=== READING TEXT ===

Is this a claim that has or may have some substance?

  1. Ignoring the precise formulation of the claimed '[e]state and interest' reflected in the caveat itself, the plaintiff essentially appeared to assert that she enjoyed an interest in land taking some form of life estate; alternatively, an interest in land created by an equity arising from estoppel.

Life interest?

  1. A life interest in land may be a proprietary interest in the form of, relevantly, a life estate or a lease for life.  The distinction which runs generally between the two is that a lease for life depends on a contract, but a life estate does not.[12]

Lease for life

[12] Borambil Pty Ltd v O'Carroll [1972] 2 NSWLR 302, 307 (Jacobs JA, Holmes & Moffitt JJA agreeing).

  1. In my view the evidence before the Court does not give rise to an arguable inference that a lease for life may have been created.

=== STORED RECORDS ===

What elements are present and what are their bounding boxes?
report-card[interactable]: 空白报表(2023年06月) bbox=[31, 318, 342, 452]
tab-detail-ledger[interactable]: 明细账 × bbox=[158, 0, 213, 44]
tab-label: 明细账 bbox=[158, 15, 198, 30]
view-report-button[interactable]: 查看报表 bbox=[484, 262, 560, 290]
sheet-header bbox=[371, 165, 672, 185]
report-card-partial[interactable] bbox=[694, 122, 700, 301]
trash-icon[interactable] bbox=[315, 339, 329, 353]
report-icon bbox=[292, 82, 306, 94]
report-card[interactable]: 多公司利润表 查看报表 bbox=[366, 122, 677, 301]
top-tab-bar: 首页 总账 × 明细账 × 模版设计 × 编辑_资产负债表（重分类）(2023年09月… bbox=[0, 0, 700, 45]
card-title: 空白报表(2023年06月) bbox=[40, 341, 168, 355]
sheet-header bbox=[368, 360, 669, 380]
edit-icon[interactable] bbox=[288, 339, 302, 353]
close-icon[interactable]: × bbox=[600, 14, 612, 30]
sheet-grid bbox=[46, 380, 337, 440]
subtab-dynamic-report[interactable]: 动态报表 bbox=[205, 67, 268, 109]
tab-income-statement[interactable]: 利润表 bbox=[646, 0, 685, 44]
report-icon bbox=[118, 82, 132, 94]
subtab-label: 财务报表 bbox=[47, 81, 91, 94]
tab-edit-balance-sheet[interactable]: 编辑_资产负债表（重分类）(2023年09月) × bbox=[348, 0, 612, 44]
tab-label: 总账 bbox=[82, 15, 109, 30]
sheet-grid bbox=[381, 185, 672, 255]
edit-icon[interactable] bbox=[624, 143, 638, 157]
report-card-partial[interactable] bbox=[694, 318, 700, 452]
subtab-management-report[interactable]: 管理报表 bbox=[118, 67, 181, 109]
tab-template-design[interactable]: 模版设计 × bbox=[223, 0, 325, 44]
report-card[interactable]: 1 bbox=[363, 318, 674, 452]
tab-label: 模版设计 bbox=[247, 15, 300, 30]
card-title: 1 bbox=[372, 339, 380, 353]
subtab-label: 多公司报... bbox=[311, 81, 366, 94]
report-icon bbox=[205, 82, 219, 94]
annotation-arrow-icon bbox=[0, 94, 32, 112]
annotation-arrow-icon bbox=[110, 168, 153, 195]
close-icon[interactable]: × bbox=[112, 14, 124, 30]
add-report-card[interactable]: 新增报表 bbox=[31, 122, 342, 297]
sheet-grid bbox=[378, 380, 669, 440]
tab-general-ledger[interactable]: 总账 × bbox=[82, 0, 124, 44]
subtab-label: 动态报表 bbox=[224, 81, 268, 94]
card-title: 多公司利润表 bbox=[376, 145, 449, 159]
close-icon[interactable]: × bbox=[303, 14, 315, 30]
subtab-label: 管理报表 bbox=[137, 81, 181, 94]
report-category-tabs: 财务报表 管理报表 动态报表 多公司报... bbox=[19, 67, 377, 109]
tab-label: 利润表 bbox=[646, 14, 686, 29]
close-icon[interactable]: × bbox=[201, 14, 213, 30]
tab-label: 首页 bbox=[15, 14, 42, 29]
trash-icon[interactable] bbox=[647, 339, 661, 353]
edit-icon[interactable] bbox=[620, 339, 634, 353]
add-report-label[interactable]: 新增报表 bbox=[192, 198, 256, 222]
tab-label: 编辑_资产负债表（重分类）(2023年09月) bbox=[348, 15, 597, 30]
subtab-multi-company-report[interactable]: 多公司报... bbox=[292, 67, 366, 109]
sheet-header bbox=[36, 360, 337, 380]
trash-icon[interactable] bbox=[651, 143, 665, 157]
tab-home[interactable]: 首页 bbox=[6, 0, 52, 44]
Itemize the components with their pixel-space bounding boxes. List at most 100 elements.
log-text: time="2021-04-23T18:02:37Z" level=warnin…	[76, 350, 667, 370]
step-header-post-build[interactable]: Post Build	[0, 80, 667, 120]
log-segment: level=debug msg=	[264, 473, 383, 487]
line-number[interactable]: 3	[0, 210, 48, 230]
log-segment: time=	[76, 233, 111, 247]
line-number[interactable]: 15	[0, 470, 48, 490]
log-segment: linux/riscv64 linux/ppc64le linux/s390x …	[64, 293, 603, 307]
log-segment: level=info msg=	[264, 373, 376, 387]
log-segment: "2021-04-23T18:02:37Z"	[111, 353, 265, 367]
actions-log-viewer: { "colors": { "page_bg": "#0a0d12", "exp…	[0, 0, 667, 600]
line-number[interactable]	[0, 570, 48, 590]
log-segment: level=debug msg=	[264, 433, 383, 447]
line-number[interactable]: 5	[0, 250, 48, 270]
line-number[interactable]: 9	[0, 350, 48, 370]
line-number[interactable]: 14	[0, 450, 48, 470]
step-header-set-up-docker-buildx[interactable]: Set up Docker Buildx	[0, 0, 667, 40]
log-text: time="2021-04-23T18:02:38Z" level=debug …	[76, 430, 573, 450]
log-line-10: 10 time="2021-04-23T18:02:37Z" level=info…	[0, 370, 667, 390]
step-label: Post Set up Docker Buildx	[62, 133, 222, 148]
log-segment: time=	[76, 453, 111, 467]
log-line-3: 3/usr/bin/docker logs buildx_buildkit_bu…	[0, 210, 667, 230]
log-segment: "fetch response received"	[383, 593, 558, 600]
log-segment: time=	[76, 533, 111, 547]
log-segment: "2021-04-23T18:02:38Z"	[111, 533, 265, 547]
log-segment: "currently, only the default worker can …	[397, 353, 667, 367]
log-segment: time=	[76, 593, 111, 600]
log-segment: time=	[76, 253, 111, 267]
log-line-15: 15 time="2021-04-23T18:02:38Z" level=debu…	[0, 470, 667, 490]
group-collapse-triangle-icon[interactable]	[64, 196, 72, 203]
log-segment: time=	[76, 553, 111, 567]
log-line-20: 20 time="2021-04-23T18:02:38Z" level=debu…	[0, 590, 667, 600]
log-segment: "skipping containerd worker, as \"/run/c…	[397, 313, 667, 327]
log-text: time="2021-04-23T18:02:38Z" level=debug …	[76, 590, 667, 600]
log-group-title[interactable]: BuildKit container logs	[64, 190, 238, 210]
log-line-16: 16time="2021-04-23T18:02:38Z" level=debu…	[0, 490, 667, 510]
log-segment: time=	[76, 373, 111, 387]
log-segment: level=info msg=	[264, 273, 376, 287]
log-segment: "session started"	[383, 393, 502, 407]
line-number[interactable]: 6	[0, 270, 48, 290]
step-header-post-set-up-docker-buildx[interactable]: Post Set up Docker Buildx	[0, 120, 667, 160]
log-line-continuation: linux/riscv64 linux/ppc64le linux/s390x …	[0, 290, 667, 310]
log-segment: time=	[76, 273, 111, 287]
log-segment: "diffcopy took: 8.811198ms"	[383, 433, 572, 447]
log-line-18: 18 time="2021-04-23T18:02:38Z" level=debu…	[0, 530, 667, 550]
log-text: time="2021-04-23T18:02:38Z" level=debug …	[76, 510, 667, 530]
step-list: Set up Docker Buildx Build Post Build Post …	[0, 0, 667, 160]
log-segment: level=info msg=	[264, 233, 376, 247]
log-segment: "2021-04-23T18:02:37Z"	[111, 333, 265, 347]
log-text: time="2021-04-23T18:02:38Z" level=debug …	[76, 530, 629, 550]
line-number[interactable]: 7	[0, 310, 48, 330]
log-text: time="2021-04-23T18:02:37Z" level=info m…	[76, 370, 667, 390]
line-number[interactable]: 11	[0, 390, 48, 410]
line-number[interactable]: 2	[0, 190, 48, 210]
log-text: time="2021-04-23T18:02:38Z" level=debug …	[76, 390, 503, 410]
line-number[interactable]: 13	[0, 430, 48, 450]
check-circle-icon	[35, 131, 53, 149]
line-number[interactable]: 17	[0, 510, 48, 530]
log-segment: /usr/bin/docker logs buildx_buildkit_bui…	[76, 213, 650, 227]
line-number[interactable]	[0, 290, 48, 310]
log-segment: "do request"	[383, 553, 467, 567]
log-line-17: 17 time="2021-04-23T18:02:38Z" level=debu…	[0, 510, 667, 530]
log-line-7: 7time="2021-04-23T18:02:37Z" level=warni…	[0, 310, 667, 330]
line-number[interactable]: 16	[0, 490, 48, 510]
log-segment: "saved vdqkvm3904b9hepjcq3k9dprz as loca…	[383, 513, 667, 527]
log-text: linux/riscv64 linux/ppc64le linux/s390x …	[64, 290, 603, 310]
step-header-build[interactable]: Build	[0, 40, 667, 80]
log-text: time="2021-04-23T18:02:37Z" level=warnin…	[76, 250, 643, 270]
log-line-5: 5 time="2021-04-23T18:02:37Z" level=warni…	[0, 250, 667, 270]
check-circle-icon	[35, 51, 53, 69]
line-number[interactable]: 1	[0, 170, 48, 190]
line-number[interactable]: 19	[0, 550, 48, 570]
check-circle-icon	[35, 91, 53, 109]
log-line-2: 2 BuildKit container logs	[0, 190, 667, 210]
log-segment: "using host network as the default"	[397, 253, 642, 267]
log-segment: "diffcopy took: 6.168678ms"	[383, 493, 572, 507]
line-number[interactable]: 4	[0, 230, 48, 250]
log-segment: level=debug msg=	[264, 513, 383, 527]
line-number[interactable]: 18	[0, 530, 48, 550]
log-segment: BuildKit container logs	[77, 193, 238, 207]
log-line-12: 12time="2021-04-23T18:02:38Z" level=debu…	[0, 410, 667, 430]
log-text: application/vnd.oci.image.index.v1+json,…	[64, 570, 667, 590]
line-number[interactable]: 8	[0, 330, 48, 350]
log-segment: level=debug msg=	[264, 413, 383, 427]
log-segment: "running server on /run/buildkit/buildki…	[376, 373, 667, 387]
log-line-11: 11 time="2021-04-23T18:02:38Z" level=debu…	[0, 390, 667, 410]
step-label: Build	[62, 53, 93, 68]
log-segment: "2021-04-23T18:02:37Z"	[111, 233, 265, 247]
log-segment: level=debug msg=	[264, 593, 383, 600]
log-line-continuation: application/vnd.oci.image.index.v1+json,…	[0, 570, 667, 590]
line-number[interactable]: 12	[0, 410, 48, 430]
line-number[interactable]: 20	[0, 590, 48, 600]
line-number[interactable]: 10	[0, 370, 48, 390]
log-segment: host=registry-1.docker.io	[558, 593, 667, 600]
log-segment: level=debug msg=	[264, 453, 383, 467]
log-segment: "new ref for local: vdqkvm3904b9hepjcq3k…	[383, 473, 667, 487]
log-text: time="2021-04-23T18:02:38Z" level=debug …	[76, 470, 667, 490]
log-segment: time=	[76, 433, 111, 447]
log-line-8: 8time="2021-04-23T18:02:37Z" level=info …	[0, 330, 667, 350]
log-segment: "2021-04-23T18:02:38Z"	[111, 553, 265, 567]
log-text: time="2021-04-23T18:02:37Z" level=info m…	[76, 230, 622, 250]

===

**TASKS TO CARRY OUT**
(a) In the judgment excerpt on the caveat claim, what generally distinguishes a lease for life from a life estate?
(b) Continue the judgment excerpt on the caveat claim from its last sentence.

**RESPONSES BY TASK**
(a) A lease for life depends on a contract, but a life estate does not.

(b)
  2. The plaintiff does not depose to any written contract with either of her parents. Her evidence concerning verbal communications with them is confined to two conversations; one with each parent. The plaintiff does not say that it was suggested to her, in either conversation, that her staying rent free was (or would be) conditional upon her paying some or more of the expenses associated with the Property.

  3. In any event, the plaintiff's evidence is that she had started incurring expenses in relation to the Property in November 2002. This was some 10 years before her conversation with her mother, and nearly 11 years before her conversation with her father.[13]

    [13] There is no evidence before the Court touching on any conversation(s) that may have taken place between the plaintiff and her parents in 2002 relating to the plaintiff's occupancy of the Property.

  4. In making these observations, I have not ignored the terms of the wills.

  5. Both wills effectively contemplate that the plaintiff would, for the rest of her life, be permitted to live at the Property provided she paid all the rates, taxes and other outgoings in respect of it.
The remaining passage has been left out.